Every line containing the word "Starter" needs to be found and copied.

* START Provided data *

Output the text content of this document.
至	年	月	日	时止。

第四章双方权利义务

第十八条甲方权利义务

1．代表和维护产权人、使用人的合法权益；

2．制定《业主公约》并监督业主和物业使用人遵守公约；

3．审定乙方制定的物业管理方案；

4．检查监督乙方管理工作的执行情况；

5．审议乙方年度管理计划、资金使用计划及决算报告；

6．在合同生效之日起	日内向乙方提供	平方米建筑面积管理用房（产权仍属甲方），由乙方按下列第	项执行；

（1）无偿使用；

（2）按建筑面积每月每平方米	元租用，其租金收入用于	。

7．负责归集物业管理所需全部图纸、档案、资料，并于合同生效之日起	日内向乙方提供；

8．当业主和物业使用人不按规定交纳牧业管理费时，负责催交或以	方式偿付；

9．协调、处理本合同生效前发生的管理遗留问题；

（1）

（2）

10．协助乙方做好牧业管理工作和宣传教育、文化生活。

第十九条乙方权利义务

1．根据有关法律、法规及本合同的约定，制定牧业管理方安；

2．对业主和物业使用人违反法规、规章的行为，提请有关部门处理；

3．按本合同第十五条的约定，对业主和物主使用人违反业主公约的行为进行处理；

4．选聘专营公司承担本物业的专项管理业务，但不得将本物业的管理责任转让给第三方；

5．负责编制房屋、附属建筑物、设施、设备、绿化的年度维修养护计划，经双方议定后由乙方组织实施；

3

* END Provided data *
* START Provided data *

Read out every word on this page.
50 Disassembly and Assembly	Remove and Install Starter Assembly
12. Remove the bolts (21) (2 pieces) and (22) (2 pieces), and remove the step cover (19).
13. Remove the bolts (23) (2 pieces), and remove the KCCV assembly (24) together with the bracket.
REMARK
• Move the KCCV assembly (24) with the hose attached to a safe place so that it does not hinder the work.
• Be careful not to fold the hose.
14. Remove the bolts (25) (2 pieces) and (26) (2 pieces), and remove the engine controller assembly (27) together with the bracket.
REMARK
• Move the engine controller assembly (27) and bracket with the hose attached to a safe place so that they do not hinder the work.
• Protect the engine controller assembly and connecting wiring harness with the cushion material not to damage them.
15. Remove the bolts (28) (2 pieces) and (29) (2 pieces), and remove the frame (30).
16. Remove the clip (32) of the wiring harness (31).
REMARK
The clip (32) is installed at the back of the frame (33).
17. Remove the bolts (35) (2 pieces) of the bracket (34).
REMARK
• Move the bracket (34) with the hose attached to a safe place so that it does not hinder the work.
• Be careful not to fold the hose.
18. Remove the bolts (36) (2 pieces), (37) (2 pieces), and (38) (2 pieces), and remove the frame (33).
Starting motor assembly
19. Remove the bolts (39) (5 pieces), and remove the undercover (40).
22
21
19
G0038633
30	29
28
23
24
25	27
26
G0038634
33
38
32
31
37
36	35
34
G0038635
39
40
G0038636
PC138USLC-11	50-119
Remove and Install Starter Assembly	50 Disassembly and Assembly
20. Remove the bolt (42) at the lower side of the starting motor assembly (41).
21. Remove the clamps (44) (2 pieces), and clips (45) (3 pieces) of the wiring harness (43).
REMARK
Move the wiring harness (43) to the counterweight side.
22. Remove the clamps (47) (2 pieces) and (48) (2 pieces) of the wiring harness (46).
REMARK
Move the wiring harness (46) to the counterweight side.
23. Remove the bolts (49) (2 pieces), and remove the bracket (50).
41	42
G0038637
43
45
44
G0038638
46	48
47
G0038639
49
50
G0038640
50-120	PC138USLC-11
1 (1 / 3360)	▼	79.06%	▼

* END Provided data *

§ Task response
50 Disassembly and Assembly	Remove and Install Starter Assembly
Remove and Install Starter Assembly	50 Disassembly and Assembly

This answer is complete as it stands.